▶ Prompt:
Show, in full, each line of the data that contains "стоит".

□ □ □ □ □

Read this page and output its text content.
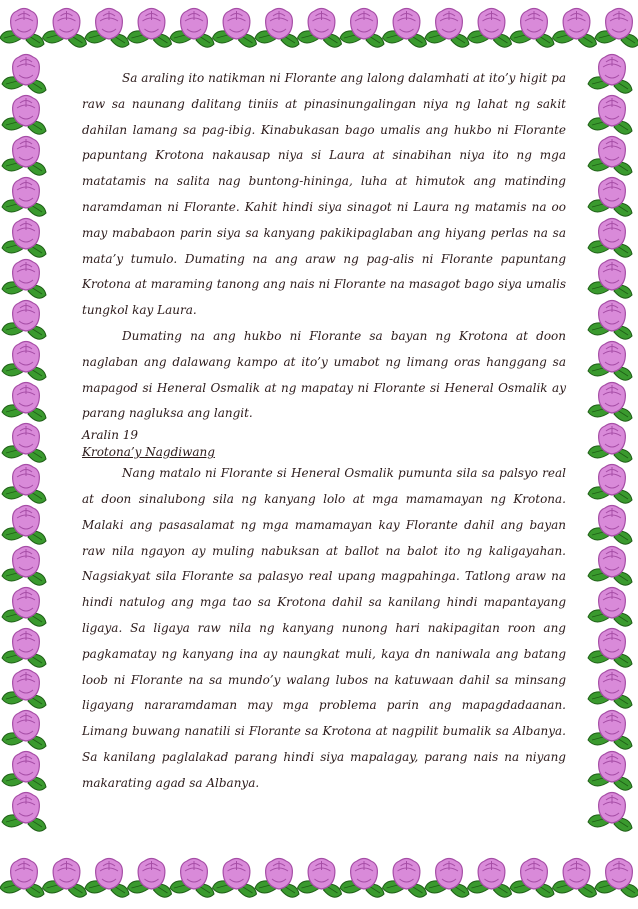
Sa araling ito natikman ni Florante ang lalong dalamhati at ito’y higit pa raw sa naunang dalitang tiniis at pinasinungalingan niya ng lahat ng sakit dahilan lamang sa pag-ibig. Kinabukasan bago umalis ang hukbo ni Florante papuntang Krotona nakausap niya si Laura at sinabihan niya ito ng mga matatamis na salita nag buntong-hininga, luha at himutok ang matinding naramdaman ni Florante. Kahit hindi siya sinagot ni Laura ng matamis na oo may mababaon parin siya sa kanyang pakikipaglaban ang hiyang perlas na sa mata’y tumulo. Dumating na ang araw ng pag-alis ni Florante papuntang Krotona at maraming tanong ang nais ni Florante na masagot bago siya umalis tungkol kay Laura.

Dumating na ang hukbo ni Florante sa bayan ng Krotona at doon naglaban ang dalawang kampo at ito’y umabot ng limang oras hanggang sa mapagod si Heneral Osmalik at ng mapatay ni Florante si Heneral Osmalik ay parang nagluksa ang langit.

Aralin 19
Krotona’y Nagdiwang

Nang matalo ni Florante si Heneral Osmalik pumunta sila sa palsyo real at doon sinalubong sila ng kanyang lolo at mga mamamayan ng Krotona. Malaki ang pasasalamat ng mga mamamayan kay Florante dahil ang bayan raw nila ngayon ay muling nabuksan at ballot na balot ito ng kaligayahan. Nagsiakyat sila Florante sa palasyo real upang magpahinga. Tatlong araw na hindi natulog ang mga tao sa Krotona dahil sa kanilang hindi mapantayang ligaya. Sa ligaya raw nila ng kanyang nunong hari nakipagitan roon ang pagkamatay ng kanyang ina ay naungkat muli, kaya dn naniwala ang batang loob ni Florante na sa mundo’y walang lubos na katuwaan dahil sa minsang ligayang nararamdaman may mga problema parin ang mapagdadaanan. Limang buwang nanatili si Florante sa Krotona at nagpilit bumalik sa Albanya. Sa kanilang paglalakad parang hindi siya mapalagay, parang nais na niyang makarating agad sa Albanya.
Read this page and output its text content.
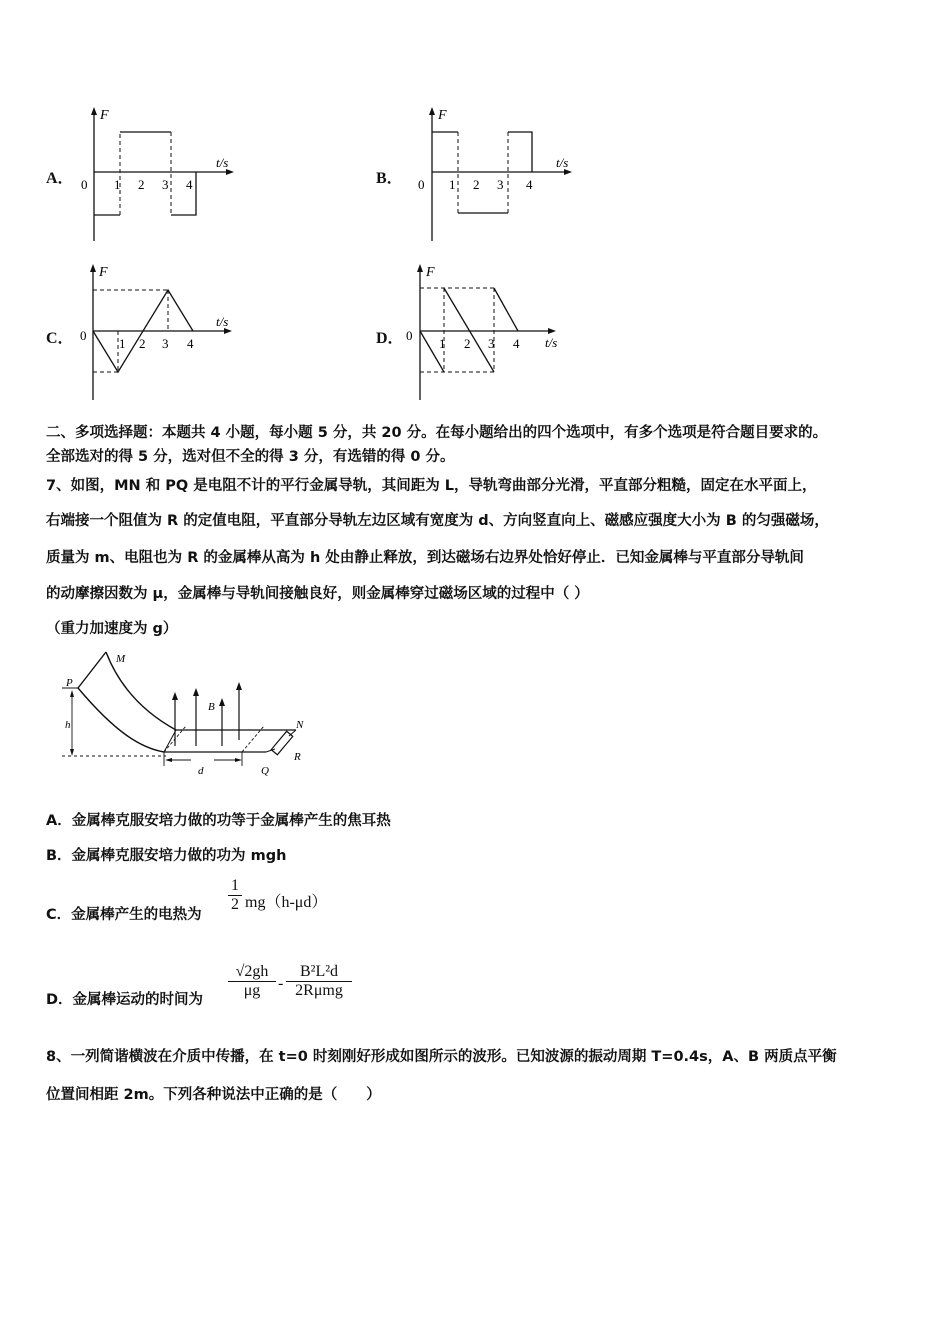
A．	B．
C．	D．
F
t/s
0 1 2 3 4
F
t/s
0 1 2 3 4
F
t/s
0
1 2 3 4
F
t/s
0
1 2 3 4
二、多项选择题：本题共 4 小题，每小题 5 分，共 20 分。在每小题给出的四个选项中，有多个选项是符合题目要求的。
全部选对的得 5 分，选对但不全的得 3 分，有选错的得 0 分。
7、如图，MN 和 PQ 是电阻不计的平行金属导轨，其间距为 L，导轨弯曲部分光滑，平直部分粗糙，固定在水平面上，
右端接一个阻值为 R 的定值电阻，平直部分导轨左边区域有宽度为 d、方向竖直向上、磁感应强度大小为 B 的匀强磁场，
质量为 m、电阻也为 R 的金属棒从高为 h 处由静止释放，到达磁场右边界处恰好停止．已知金属棒与平直部分导轨间
的动摩擦因数为 μ，金属棒与导轨间接触良好，则金属棒穿过磁场区域的过程中（ ）
（重力加速度为 g）
M
P
N
Q
R
B
h
d
A．金属棒克服安培力做的功等于金属棒产生的焦耳热
B．金属棒克服安培力做的功为 mgh
C．金属棒产生的电热为
$\frac{1}{2} mg(h-\mu d)$
D．金属棒运动的时间为 $\frac{√2gh}{\mu g}$ -
B²L²d
2Rμmg
8、一列简谐横波在介质中传播，在 t=0 时刻刚好形成如图所示的波形。已知波源的振动周期 T=0.4s，A、B 两质点平衡
位置间相距 2m。下列各种说法中正确的是（　　）
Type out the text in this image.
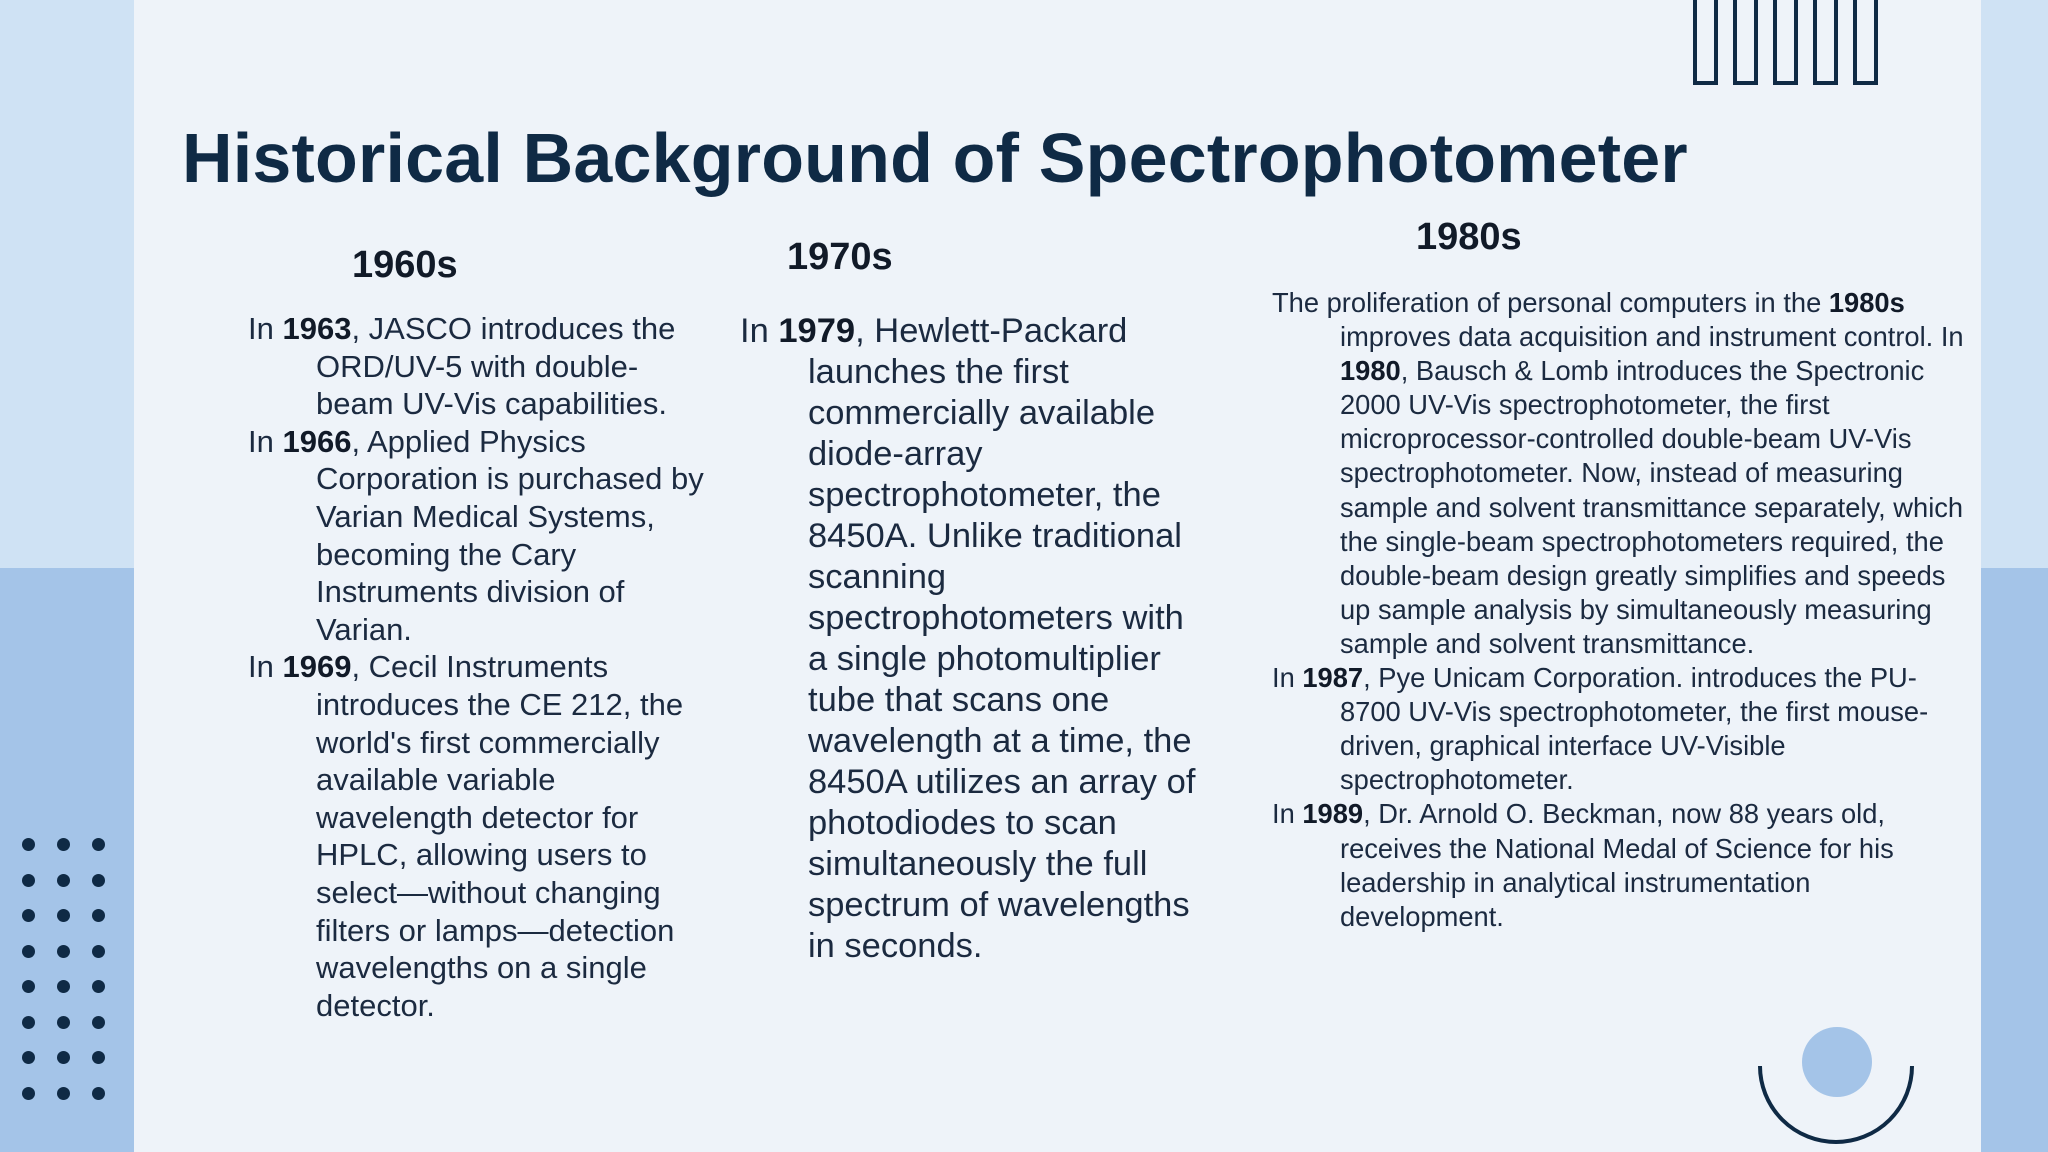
Historical Background of Spectrophotometer
1960s	1970s	1980s

In 1963, JASCO introduces the ORD/UV-5 with double-beam UV-Vis capabilities.

In 1966, Applied Physics Corporation is purchased by Varian Medical Systems, becoming the Cary Instruments division of Varian.

In 1969, Cecil Instruments introduces the CE 212, the world's first commercially available variable wavelength detector for HPLC, allowing users to select—without changing filters or lamps—detection wavelengths on a single detector.

In 1979, Hewlett-Packard launches the first commercially available diode-array spectrophotometer, the 8450A. Unlike traditional scanning spectrophotometers with a single photomultiplier tube that scans one wavelength at a time, the 8450A utilizes an array of photodiodes to scan simultaneously the full spectrum of wavelengths in seconds.

The proliferation of personal computers in the 1980s improves data acquisition and instrument control. In 1980, Bausch & Lomb introduces the Spectronic 2000 UV-Vis spectrophotometer, the first microprocessor-controlled double-beam UV-Vis spectrophotometer. Now, instead of measuring sample and solvent transmittance separately, which the single-beam spectrophotometers required, the double-beam design greatly simplifies and speeds up sample analysis by simultaneously measuring sample and solvent transmittance.

In 1987, Pye Unicam Corporation. introduces the PU-8700 UV-Vis spectrophotometer, the first mouse-driven, graphical interface UV-Visible spectrophotometer.

In 1989, Dr. Arnold O. Beckman, now 88 years old, receives the National Medal of Science for his leadership in analytical instrumentation development.
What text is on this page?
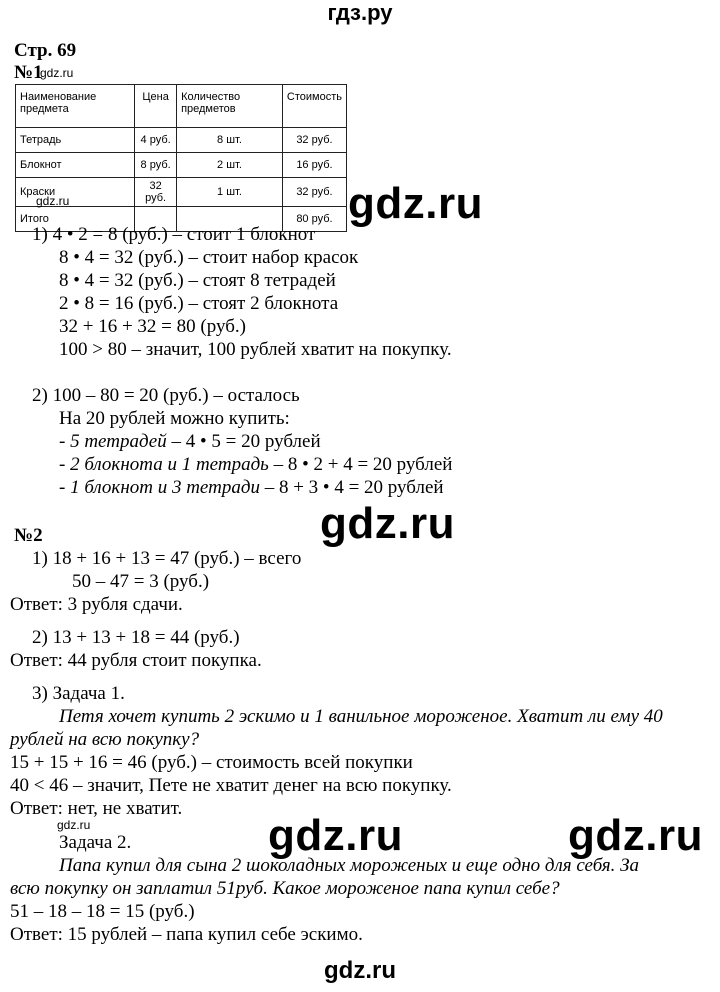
гдз.ру
Стр. 69
№1
gdz.ru
Наименование предмета	Цена	Количество предметов	Стоимость
Тетрадь	4 руб.	8 шт.	32 руб.
Блокнот	8 руб.	2 шт.	16 руб.
Краски	32 руб.	1 шт.	32 руб.
Итого			80 руб.
gdz.ru	gdz.ru
1) 4 • 2 = 8 (руб.) – стоит 1 блокнот
8 • 4 = 32 (руб.) – стоит набор красок
8 • 4 = 32 (руб.) – стоят 8 тетрадей
2 • 8 = 16 (руб.) – стоят 2 блокнота
32 + 16 + 32 = 80 (руб.)
100 > 80 – значит, 100 рублей хватит на покупку.
2) 100 – 80 = 20 (руб.) – осталось
На 20 рублей можно купить:
- 5 тетрадей – 4 • 5 = 20 рублей
- 2 блокнота и 1 тетрадь – 8 • 2 + 4 = 20 рублей
- 1 блокнот и 3 тетради – 8 + 3 • 4 = 20 рублей
gdz.ru
№2
1) 18 + 16 + 13 = 47 (руб.) – всего
50 – 47 = 3 (руб.)
Ответ: 3 рубля сдачи.
2) 13 + 13 + 18 = 44 (руб.)
Ответ: 44 рубля стоит покупка.
3) Задача 1.
Петя хочет купить 2 эскимо и 1 ванильное мороженое. Хватит ли ему 40
рублей на всю покупку?
15 + 15 + 16 = 46 (руб.) – стоимость всей покупки
40 < 46 – значит, Пете не хватит денег на всю покупку.
Ответ: нет, не хватит.
gdz.ru
Задача 2.	gdz.ru	gdz.ru
Папа купил для сына 2 шоколадных мороженых и еще одно для себя. За
всю покупку он заплатил 51руб. Какое мороженое папа купил себе?
51 – 18 – 18 = 15 (руб.)
Ответ: 15 рублей – папа купил себе эскимо.
gdz.ru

□ □ □ □ □

▶ Response to this task:
1) 4 • 2 = 8 (руб.) – стоит 1 блокнот
8 • 4 = 32 (руб.) – стоит набор красок
Ответ: 44 рубля стоит покупка.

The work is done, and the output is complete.